— BEGIN EXERCISE INPUTS —

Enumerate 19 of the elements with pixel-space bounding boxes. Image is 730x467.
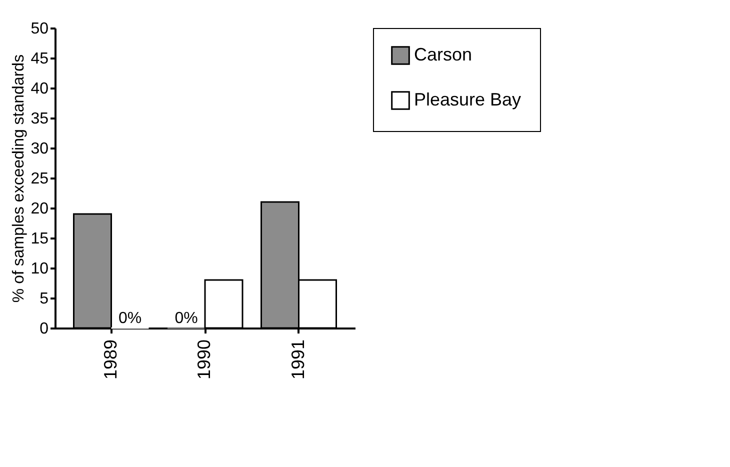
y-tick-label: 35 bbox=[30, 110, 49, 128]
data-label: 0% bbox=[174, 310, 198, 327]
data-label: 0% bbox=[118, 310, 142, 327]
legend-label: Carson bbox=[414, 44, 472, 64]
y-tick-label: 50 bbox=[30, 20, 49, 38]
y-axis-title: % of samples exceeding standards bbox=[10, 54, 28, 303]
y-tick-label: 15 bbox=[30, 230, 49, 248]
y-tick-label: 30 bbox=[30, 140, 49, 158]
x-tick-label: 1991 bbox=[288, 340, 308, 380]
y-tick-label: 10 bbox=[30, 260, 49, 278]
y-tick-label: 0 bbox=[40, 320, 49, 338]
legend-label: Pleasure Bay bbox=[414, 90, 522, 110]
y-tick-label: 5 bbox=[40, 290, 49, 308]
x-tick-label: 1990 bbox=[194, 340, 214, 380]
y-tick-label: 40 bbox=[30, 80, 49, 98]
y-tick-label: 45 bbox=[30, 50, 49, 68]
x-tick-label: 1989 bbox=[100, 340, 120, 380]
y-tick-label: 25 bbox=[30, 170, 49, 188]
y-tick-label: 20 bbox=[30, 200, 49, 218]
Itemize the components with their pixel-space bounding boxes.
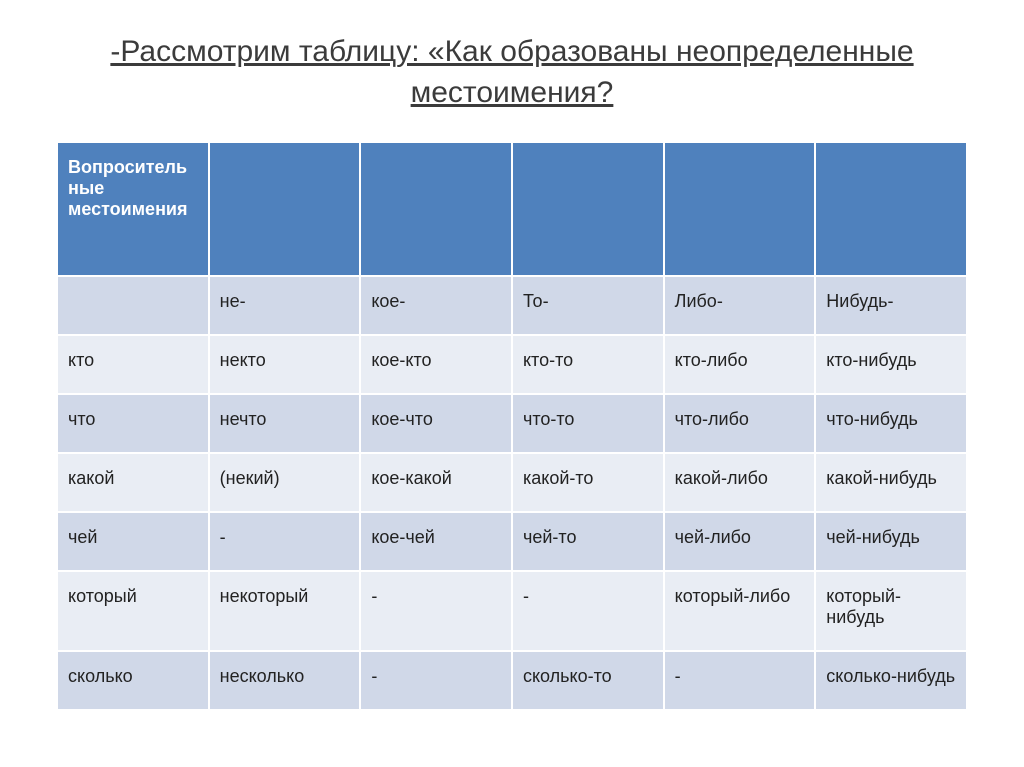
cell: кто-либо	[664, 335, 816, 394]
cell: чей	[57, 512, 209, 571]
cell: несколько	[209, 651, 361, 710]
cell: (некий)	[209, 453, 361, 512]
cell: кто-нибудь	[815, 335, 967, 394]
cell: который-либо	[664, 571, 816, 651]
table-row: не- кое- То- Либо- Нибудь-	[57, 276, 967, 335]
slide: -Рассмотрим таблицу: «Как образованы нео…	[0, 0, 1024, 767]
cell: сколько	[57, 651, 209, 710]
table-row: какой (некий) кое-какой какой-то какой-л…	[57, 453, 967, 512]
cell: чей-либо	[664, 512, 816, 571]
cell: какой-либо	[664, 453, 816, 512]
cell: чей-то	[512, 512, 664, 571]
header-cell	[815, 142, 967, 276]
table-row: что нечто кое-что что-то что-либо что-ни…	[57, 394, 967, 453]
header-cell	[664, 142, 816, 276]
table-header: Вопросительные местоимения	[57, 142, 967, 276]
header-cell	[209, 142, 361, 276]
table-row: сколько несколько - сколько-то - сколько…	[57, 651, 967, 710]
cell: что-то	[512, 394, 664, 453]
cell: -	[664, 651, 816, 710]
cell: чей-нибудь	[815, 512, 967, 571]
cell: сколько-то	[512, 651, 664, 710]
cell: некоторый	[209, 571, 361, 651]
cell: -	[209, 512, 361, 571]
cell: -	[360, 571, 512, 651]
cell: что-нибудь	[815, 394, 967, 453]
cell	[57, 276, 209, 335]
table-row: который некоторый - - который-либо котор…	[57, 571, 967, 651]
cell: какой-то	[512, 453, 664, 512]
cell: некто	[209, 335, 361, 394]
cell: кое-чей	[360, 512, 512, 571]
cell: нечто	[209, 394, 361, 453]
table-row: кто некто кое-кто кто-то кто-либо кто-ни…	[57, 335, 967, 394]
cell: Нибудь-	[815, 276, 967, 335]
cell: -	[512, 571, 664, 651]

— END EXERCISE INPUTS —

**PROBLEM**
Could you recast every line of the records above as a JSON list of strings, one string per line with blank lines dropped, and leave the pictures out?

**ANSWER**
[
  "Enumerate 19 of the elements with pixel-space bounding boxes. Image is 730x467.",
  "y-tick-label: 35 bbox=[30, 110, 49, 128]",
  "data-label: 0% bbox=[174, 310, 198, 327]",
  "data-label: 0% bbox=[118, 310, 142, 327]",
  "legend-label: Carson bbox=[414, 44, 472, 64]",
  "y-tick-label: 50 bbox=[30, 20, 49, 38]",
  "y-axis-title: % of samples exceeding standards bbox=[10, 54, 28, 303]",
  "y-tick-label: 15 bbox=[30, 230, 49, 248]",
  "y-tick-label: 30 bbox=[30, 140, 49, 158]",
  "x-tick-label: 1991 bbox=[288, 340, 308, 380]",
  "y-tick-label: 10 bbox=[30, 260, 49, 278]",
  "y-tick-label: 0 bbox=[40, 320, 49, 338]",
  "legend-label: Pleasure Bay bbox=[414, 90, 522, 110]",
  "y-tick-label: 5 bbox=[40, 290, 49, 308]",
  "x-tick-label: 1990 bbox=[194, 340, 214, 380]",
  "y-tick-label: 40 bbox=[30, 80, 49, 98]",
  "y-tick-label: 45 bbox=[30, 50, 49, 68]",
  "x-tick-label: 1989 bbox=[100, 340, 120, 380]",
  "y-tick-label: 25 bbox=[30, 170, 49, 188]",
  "y-tick-label: 20 bbox=[30, 200, 49, 218]",
  "Itemize the components with their pixel-space bounding boxes.",
  "cell: кто-либо\t[664, 335, 816, 394]",
  "cell: чей\t[57, 512, 209, 571]",
  "cell: несколько\t[209, 651, 361, 710]",
  "cell: (некий)\t[209, 453, 361, 512]",
  "cell: кто-нибудь\t[815, 335, 967, 394]",
  "cell: который-либо\t[664, 571, 816, 651]",
  "table-row: не- кое- То- Либо- Нибудь-\t[57, 276, 967, 335]",
  "slide: -Рассмотрим таблицу: «Как образованы нео…\t[0, 0, 1024, 767]",
  "cell: сколько\t[57, 651, 209, 710]",
  "table-row: какой (некий) кое-какой какой-то какой-л…\t[57, 453, 967, 512]",
  "cell: чей-либо\t[664, 512, 816, 571]",
  "cell: какой-либо\t[664, 453, 816, 512]",
  "cell: чей-то\t[512, 512, 664, 571]",
  "header-cell\t[815, 142, 967, 276]",
  "table-row: что нечто кое-что что-то что-либо что-ни…\t[57, 394, 967, 453]",
  "header-cell\t[664, 142, 816, 276]",
  "table-header: Вопросительные местоимения\t[57, 142, 967, 276]",
  "header-cell\t[209, 142, 361, 276]",
  "table-row: сколько несколько - сколько-то - сколько…\t[57, 651, 967, 710]",
  "cell: что-то\t[512, 394, 664, 453]",
  "cell: -\t[664, 651, 816, 710]",
  "cell: чей-нибудь\t[815, 512, 967, 571]",
  "cell: сколько-то\t[512, 651, 664, 710]",
  "cell: некоторый\t[209, 571, 361, 651]",
  "cell: -\t[209, 512, 361, 571]",
  "cell: -\t[360, 571, 512, 651]",
  "cell: что-нибудь\t[815, 394, 967, 453]",
  "cell\t[57, 276, 209, 335]",
  "table-row: который некоторый - - который-либо котор…\t[57, 571, 967, 651]",
  "cell: какой-то\t[512, 453, 664, 512]",
  "cell: некто\t[209, 335, 361, 394]",
  "cell: кое-чей\t[360, 512, 512, 571]",
  "cell: нечто\t[209, 394, 361, 453]",
  "table-row: кто некто кое-кто кто-то кто-либо кто-ни…\t[57, 335, 967, 394]",
  "cell: Нибудь-\t[815, 276, 967, 335]",
  "cell: -\t[512, 571, 664, 651]"
]